◆ **Instructions to follow**
Retype the records below exactly as they appear.

[begin Provided data]

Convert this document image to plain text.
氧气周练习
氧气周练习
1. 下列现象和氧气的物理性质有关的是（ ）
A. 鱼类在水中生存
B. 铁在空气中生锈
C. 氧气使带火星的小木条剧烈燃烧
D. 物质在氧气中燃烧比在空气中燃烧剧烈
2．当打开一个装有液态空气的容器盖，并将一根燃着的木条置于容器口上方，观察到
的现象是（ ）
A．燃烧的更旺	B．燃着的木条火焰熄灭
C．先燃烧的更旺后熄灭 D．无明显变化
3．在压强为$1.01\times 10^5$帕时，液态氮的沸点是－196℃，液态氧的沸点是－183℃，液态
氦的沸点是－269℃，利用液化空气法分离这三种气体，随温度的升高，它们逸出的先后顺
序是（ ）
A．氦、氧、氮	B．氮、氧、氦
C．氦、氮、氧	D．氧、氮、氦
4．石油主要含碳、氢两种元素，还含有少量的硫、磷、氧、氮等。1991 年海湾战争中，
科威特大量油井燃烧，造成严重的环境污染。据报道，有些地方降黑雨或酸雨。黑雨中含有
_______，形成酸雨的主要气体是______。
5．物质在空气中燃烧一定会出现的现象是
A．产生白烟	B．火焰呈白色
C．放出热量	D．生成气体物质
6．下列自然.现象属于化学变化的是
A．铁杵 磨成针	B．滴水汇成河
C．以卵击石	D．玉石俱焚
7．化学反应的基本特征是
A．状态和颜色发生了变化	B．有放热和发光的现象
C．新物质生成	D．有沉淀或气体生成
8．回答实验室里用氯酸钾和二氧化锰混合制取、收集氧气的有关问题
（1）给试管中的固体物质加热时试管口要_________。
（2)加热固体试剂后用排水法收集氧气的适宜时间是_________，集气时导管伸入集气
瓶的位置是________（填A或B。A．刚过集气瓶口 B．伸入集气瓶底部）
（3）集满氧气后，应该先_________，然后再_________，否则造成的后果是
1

[end Provided data]

◆ **Exercise solution**
Convert this document image to plain text.
氧气周练习
氧气周练习
1. 下列现象和氧气的物理性质有关的是（ ）
A. 鱼类在水中生存
B. 铁在空气中生锈
C. 氧气使带火星的小木条剧烈燃烧
D. 物质在氧气中燃烧比在空气中燃烧剧烈
2．当打开一个装有液态空气的容器盖，并将一根燃着的木条置于容器口上方，观察到
的现象是（ ）
A．燃烧的更旺	B．燃着的木条火焰熄灭
C．先燃烧的更旺后熄灭 D．无明显变化
3．在压强为$1.01\times 10^5$帕时，液态氮的沸点是－196℃，液态氧的沸点是－183℃，液态
氦的沸点是－269℃，利用液化空气法分离这三种气体，随温度的升高，它们逸出的先后顺
序是（ ）
A．氦、氧、氮	B．氮、氧、氦
C．氦、氮、氧	D．氧、氮、氦
4．石油主要含碳、氢两种元素，还含有少量的硫、磷、氧、氮等。1991 年海湾战争中，
科威特大量油井燃烧，造成严重的环境污染。据报道，有些地方降黑雨或酸雨。黑雨中含有
_______，形成酸雨的主要气体是______。
5．物质在空气中燃烧一定会出现的现象是
A．产生白烟	B．火焰呈白色
C．放出热量	D．生成气体物质
6．下列自然.现象属于化学变化的是
A．铁杵 磨成针	B．滴水汇成河
C．以卵击石	D．玉石俱焚
7．化学反应的基本特征是
A．状态和颜色发生了变化	B．有放热和发光的现象
C．新物质生成	D．有沉淀或气体生成
8．回答实验室里用氯酸钾和二氧化锰混合制取、收集氧气的有关问题
（1）给试管中的固体物质加热时试管口要_________。
（2)加热固体试剂后用排水法收集氧气的适宜时间是_________，集气时导管伸入集气
瓶的位置是________（填A或B。A．刚过集气瓶口 B．伸入集气瓶底部）
（3）集满氧气后，应该先_________，然后再_________，否则造成的后果是
1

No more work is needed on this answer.